== Provided data ==
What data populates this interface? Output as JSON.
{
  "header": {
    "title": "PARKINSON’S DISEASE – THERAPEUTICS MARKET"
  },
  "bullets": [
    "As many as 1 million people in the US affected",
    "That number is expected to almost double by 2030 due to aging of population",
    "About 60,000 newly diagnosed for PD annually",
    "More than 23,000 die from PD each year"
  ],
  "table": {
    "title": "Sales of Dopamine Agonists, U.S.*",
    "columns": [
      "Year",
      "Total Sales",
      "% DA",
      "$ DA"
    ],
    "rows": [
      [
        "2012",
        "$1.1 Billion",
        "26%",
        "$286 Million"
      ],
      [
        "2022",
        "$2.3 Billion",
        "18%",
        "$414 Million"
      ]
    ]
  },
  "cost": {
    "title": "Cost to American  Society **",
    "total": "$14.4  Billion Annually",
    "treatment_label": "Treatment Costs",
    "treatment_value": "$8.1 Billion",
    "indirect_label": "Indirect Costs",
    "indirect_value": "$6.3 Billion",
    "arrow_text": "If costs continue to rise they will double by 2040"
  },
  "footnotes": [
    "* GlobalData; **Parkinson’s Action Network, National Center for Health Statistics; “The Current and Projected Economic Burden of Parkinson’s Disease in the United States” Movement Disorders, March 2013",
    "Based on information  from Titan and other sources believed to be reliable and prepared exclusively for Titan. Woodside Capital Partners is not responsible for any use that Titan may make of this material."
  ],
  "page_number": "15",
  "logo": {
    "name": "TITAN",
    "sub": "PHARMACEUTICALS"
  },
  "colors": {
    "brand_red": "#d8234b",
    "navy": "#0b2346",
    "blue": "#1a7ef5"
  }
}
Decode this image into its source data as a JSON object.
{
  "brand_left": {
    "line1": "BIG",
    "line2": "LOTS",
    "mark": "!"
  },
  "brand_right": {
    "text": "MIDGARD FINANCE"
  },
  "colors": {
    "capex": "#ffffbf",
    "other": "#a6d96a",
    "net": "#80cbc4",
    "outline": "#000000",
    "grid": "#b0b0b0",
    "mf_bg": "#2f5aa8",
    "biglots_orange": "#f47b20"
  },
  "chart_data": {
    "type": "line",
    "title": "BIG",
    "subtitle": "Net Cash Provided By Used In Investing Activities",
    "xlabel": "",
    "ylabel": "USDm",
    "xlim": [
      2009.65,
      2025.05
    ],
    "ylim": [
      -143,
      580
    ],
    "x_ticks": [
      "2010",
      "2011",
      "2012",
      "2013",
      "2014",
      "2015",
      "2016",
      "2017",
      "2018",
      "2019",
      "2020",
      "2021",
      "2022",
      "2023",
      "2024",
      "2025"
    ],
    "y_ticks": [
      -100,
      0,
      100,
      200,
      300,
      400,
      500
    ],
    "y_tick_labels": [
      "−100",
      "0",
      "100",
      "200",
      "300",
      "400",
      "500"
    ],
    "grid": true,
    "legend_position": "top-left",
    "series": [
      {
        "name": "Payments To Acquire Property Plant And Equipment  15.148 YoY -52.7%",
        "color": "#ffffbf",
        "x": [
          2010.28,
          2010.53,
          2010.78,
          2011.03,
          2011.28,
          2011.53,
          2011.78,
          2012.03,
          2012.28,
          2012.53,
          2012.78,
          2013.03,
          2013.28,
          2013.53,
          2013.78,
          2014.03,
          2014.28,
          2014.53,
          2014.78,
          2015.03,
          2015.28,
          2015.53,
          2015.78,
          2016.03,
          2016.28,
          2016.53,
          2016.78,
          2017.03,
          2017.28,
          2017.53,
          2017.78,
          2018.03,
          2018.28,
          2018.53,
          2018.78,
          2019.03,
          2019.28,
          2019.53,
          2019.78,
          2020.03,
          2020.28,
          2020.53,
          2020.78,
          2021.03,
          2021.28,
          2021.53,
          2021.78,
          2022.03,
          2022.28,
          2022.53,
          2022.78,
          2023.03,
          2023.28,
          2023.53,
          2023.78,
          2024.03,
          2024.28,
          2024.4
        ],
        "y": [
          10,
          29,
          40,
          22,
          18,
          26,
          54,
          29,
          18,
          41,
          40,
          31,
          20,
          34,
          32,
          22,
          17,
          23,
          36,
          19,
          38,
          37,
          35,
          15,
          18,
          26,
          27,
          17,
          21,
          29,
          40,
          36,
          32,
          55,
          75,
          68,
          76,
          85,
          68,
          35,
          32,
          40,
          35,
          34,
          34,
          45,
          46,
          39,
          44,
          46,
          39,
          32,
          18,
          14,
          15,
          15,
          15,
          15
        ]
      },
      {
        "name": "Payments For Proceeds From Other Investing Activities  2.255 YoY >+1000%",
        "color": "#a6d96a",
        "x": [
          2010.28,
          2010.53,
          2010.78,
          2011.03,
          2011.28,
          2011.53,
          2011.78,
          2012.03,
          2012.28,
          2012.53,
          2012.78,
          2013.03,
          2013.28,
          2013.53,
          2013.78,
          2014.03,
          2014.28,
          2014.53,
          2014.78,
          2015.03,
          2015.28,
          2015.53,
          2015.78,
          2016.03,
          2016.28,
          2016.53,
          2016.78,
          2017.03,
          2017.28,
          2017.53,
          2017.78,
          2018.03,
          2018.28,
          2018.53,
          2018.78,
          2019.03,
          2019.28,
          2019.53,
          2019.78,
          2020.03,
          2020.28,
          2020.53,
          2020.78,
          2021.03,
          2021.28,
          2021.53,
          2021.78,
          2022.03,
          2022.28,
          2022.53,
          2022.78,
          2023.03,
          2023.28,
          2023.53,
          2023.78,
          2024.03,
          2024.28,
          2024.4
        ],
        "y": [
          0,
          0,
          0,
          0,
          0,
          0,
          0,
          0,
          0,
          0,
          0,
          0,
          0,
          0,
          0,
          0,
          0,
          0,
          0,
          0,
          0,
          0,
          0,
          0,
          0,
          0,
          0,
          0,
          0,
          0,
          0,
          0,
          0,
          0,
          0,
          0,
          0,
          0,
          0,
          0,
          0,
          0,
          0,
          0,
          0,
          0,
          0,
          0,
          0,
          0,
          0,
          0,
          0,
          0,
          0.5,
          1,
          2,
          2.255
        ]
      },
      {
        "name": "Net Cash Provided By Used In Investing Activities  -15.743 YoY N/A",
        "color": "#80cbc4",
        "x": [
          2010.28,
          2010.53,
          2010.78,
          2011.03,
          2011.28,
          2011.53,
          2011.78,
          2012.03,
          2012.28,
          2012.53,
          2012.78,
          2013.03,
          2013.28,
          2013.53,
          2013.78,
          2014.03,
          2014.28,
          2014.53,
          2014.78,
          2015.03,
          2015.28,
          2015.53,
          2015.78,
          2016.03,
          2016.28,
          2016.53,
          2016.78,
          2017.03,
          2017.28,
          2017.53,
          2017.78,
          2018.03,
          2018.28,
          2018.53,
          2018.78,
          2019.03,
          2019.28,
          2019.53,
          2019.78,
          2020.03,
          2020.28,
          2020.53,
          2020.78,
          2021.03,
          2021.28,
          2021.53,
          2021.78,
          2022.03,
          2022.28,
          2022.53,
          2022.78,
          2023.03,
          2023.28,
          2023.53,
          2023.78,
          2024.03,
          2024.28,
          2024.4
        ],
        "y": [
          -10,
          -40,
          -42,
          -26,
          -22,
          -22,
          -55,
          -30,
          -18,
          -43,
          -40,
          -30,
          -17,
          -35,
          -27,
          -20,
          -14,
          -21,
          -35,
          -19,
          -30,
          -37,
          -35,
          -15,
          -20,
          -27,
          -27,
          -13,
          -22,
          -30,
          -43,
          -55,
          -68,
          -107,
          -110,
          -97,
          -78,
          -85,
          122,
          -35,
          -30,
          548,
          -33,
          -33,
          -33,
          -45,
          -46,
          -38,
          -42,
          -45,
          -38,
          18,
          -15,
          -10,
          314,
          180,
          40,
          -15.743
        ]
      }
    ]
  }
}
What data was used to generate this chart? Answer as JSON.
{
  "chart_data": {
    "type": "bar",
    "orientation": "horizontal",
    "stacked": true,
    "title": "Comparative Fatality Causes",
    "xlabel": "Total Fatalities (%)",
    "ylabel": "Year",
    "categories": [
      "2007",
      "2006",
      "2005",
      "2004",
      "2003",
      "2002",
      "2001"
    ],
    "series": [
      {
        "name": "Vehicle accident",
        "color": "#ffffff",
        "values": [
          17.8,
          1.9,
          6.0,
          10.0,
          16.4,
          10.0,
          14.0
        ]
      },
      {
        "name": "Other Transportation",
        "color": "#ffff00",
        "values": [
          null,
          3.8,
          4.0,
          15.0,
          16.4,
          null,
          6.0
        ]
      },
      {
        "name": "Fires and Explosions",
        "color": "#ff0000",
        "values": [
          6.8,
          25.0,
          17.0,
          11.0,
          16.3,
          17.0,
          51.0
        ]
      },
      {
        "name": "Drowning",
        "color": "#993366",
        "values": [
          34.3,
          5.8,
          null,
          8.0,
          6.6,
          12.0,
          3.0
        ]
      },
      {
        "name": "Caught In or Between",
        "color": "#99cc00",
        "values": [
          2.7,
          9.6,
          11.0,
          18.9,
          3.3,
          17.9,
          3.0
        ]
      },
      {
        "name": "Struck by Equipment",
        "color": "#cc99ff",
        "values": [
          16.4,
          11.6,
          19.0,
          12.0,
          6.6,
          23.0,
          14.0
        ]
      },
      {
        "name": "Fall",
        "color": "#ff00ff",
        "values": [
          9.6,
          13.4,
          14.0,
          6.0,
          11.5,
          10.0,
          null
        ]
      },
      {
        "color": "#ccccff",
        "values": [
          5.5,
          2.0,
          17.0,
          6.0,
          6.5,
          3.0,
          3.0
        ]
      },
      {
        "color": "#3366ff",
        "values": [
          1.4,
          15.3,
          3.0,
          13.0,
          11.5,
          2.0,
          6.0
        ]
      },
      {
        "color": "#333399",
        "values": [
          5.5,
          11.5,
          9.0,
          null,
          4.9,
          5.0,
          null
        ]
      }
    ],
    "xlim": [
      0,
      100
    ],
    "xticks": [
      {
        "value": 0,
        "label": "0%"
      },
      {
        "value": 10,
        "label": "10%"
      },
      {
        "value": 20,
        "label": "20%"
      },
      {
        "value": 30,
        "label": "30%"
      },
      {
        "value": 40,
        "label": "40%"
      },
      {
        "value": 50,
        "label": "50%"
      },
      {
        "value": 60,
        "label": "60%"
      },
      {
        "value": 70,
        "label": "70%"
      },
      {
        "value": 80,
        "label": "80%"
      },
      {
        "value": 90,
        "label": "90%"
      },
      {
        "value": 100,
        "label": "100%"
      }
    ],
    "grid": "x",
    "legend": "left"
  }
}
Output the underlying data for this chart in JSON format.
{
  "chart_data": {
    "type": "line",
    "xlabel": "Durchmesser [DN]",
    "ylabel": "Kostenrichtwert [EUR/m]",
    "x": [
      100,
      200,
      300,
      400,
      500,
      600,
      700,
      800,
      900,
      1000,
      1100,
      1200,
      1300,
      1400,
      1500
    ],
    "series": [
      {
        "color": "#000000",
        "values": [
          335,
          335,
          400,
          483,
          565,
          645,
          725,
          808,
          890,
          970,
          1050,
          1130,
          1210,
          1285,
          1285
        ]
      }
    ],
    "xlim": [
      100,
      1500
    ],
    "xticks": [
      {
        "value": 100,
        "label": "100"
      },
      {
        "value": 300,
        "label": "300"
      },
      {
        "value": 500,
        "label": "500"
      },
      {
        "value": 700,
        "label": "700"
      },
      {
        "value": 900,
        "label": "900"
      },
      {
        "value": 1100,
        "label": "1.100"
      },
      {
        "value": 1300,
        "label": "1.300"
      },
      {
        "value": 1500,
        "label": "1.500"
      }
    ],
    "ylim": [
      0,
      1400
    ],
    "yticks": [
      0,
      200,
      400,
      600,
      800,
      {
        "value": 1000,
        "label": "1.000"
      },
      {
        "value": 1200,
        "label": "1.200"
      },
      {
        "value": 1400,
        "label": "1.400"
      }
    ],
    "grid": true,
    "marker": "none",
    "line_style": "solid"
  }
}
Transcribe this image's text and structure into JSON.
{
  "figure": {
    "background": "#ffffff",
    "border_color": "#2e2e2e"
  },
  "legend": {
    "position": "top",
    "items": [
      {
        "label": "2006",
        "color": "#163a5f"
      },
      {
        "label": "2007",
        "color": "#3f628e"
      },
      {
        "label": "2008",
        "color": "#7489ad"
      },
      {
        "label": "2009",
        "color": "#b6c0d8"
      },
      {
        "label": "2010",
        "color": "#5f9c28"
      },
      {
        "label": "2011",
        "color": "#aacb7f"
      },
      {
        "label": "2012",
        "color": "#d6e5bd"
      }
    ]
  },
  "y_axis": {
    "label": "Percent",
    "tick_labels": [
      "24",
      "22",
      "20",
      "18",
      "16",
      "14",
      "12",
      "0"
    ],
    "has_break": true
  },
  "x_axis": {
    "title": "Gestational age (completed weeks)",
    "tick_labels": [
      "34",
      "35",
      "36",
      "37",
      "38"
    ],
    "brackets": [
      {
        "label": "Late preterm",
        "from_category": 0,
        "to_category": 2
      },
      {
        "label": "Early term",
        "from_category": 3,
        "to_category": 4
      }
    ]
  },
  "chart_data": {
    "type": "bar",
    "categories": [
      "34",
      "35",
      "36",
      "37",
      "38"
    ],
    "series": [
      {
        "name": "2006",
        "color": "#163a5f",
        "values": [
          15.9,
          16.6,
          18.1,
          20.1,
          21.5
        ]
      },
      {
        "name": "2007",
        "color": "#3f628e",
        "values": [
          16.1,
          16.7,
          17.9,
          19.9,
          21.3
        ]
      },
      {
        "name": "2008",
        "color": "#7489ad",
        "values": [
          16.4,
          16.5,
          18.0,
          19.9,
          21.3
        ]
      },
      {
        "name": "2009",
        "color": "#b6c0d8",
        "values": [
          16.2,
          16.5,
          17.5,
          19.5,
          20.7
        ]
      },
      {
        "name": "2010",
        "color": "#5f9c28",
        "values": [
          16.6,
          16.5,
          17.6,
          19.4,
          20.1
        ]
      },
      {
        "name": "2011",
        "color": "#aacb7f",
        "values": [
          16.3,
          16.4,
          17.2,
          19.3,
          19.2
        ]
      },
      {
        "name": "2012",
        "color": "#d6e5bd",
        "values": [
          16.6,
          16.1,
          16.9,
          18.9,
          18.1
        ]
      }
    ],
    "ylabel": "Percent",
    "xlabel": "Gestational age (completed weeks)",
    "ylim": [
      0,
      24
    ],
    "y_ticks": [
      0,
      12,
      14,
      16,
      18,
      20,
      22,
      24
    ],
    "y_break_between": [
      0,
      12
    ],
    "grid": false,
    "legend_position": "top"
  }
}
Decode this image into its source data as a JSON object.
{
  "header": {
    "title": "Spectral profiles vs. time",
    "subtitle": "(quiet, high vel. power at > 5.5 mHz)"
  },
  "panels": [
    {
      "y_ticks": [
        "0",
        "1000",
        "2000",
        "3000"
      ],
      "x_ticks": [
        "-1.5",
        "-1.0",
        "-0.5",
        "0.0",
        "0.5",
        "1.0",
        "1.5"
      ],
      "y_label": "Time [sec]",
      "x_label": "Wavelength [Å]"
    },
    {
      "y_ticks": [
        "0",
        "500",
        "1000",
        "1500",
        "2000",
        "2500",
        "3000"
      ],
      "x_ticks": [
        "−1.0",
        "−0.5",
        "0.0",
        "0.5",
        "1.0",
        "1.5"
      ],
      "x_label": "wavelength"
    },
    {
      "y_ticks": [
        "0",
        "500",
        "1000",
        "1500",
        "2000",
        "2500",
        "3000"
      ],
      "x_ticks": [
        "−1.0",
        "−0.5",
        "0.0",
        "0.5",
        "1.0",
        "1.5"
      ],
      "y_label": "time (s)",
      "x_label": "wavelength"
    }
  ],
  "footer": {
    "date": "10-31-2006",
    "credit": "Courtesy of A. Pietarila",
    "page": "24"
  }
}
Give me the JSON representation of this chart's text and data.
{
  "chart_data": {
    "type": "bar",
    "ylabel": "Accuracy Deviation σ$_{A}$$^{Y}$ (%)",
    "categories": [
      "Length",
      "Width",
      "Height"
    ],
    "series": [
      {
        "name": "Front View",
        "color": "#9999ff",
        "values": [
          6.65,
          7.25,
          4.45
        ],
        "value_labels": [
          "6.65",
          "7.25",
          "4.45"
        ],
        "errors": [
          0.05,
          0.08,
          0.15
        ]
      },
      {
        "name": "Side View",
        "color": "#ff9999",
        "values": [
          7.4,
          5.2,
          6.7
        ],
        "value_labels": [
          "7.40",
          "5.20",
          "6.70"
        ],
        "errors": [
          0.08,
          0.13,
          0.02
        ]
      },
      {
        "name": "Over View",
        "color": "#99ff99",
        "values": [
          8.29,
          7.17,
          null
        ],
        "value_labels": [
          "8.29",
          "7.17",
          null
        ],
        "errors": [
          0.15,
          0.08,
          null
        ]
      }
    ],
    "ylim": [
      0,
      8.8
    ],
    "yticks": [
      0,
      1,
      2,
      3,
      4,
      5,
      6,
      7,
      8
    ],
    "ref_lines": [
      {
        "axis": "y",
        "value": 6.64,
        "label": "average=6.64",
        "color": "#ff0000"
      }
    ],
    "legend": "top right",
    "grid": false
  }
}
===
**Problem description**
Tally the lines of the data that hold the string "Investing". Answer with the number and nothing more.

**Problem solution**
3